## Work instructions
Without skipping anything, write out each record below exactly.

## Excerpted records

= = = = =

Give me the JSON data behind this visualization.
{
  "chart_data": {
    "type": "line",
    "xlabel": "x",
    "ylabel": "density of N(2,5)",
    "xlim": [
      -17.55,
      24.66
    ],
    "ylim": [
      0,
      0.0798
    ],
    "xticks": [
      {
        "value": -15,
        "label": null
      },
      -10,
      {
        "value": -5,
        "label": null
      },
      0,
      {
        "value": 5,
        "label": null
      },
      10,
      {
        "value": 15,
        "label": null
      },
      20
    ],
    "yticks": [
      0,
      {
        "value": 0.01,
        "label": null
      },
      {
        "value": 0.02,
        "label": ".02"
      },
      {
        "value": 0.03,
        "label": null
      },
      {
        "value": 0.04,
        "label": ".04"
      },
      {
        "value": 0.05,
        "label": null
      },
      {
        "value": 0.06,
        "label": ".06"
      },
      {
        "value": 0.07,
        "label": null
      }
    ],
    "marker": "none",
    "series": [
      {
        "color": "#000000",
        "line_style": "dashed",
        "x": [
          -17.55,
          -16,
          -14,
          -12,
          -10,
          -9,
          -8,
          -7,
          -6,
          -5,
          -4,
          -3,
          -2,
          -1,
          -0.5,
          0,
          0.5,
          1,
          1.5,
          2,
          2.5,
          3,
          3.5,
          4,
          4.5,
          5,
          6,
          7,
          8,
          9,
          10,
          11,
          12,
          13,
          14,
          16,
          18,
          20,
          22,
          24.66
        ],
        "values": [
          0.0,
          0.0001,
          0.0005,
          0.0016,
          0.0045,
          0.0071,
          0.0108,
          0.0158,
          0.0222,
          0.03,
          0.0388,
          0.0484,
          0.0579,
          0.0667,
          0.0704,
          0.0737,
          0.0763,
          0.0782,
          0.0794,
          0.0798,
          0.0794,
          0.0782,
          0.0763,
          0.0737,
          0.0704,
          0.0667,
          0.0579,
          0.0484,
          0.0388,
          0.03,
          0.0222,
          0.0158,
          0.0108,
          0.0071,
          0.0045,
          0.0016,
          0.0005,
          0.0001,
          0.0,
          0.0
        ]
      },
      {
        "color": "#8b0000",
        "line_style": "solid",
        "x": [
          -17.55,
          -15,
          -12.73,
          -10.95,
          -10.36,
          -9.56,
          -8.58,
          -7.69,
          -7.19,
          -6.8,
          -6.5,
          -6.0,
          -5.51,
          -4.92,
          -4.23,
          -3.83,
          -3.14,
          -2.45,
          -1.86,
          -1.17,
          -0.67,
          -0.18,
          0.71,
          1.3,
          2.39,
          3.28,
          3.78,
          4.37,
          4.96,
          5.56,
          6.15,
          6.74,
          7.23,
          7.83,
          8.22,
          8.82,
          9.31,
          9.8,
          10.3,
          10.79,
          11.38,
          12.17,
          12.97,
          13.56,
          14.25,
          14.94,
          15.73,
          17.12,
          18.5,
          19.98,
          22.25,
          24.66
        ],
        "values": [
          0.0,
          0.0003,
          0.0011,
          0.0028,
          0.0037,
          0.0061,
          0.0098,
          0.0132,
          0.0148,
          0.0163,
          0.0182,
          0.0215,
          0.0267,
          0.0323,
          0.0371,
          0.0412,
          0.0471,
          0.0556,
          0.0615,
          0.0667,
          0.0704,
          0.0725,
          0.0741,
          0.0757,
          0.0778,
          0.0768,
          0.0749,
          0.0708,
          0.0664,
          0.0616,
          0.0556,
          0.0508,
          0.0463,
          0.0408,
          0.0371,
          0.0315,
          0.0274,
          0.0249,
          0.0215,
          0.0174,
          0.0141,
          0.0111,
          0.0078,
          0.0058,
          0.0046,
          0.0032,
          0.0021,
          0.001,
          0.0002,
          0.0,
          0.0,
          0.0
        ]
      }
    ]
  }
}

= = = = =

## In response
Give me the JSON data behind this visualization.
{
  "chart_data": {
    "type": "line",
    "xlabel": "x",
    "ylabel": "density of N(2,5)",
    "xlim": [
      -17.55,
      24.66
    ],
    "ylim": [
      0,
      0.0798
    ],
    "xticks": [
      {
        "value": -15,
        "label": null
      },
      -10,
      {
        "value": -5,
        "label": null
      },
      0,
      {
        "value": 5,
        "label": null
      },
      10,
      {
        "value": 15,
        "label": null
      },
      20
    ],
    "yticks": [
      0,
      {
        "value": 0.01,
        "label": null
      },
      {
        "value": 0.02,
        "label": ".02"
      },
      {
        "value": 0.03,
        "label": null
      },
      {
        "value": 0.04,
        "label": ".04"
      },
      {
        "value": 0.05,
        "label": null
      },
      {
        "value": 0.06,
        "label": ".06"
      },
      {
        "value": 0.07,
        "label": null
      }
    ],
    "marker": "none",
    "series": [
      {
        "color": "#000000",
        "line_style": "dashed",
        "x": [
          -17.55,
          -16,
          -14,
          -12,
          -10,
          -9,
          -8,
          -7,
          -6,
          -5,
          -4,
          -3,
          -2,
          -1,
          -0.5,
          0,
          0.5,
          1,
          1.5,
          2,
          2.5,
          3,
          3.5,
          4,
          4.5,
          5,
          6,
          7,
          8,
          9,
          10,
          11,
          12,
          13,
          14,
          16,
          18,
          20,
          22,
          24.66
        ],
        "values": [
          0.0,
          0.0001,
          0.0005,
          0.0016,
          0.0045,
          0.0071,
          0.0108,
          0.0158,
          0.0222,
          0.03,
          0.0388,
          0.0484,
          0.0579,
          0.0667,
          0.0704,
          0.0737,
          0.0763,
          0.0782,
          0.0794,
          0.0798,
          0.0794,
          0.0782,
          0.0763,
          0.0737,
          0.0704,
          0.0667,
          0.0579,
          0.0484,
          0.0388,
          0.03,
          0.0222,
          0.0158,
          0.0108,
          0.0071,
          0.0045,
          0.0016,
          0.0005,
          0.0001,
          0.0,
          0.0
        ]
      },
      {
        "color": "#8b0000",
        "line_style": "solid",
        "x": [
          -17.55,
          -15,
          -12.73,
          -10.95,
          -10.36,
          -9.56,
          -8.58,
          -7.69,
          -7.19,
          -6.8,
          -6.5,
          -6.0,
          -5.51,
          -4.92,
          -4.23,
          -3.83,
          -3.14,
          -2.45,
          -1.86,
          -1.17,
          -0.67,
          -0.18,
          0.71,
          1.3,
          2.39,
          3.28,
          3.78,
          4.37,
          4.96,
          5.56,
          6.15,
          6.74,
          7.23,
          7.83,
          8.22,
          8.82,
          9.31,
          9.8,
          10.3,
          10.79,
          11.38,
          12.17,
          12.97,
          13.56,
          14.25,
          14.94,
          15.73,
          17.12,
          18.5,
          19.98,
          22.25,
          24.66
        ],
        "values": [
          0.0,
          0.0003,
          0.0011,
          0.0028,
          0.0037,
          0.0061,
          0.0098,
          0.0132,
          0.0148,
          0.0163,
          0.0182,
          0.0215,
          0.0267,
          0.0323,
          0.0371,
          0.0412,
          0.0471,
          0.0556,
          0.0615,
          0.0667,
          0.0704,
          0.0725,
          0.0741,
          0.0757,
          0.0778,
          0.0768,
          0.0749,
          0.0708,
          0.0664,
          0.0616,
          0.0556,
          0.0508,
          0.0463,
          0.0408,
          0.0371,
          0.0315,
          0.0274,
          0.0249,
          0.0215,
          0.0174,
          0.0141,
          0.0111,
          0.0078,
          0.0058,
          0.0046,
          0.0032,
          0.0021,
          0.001,
          0.0002,
          0.0,
          0.0,
          0.0
        ]
      }
    ]
  }
}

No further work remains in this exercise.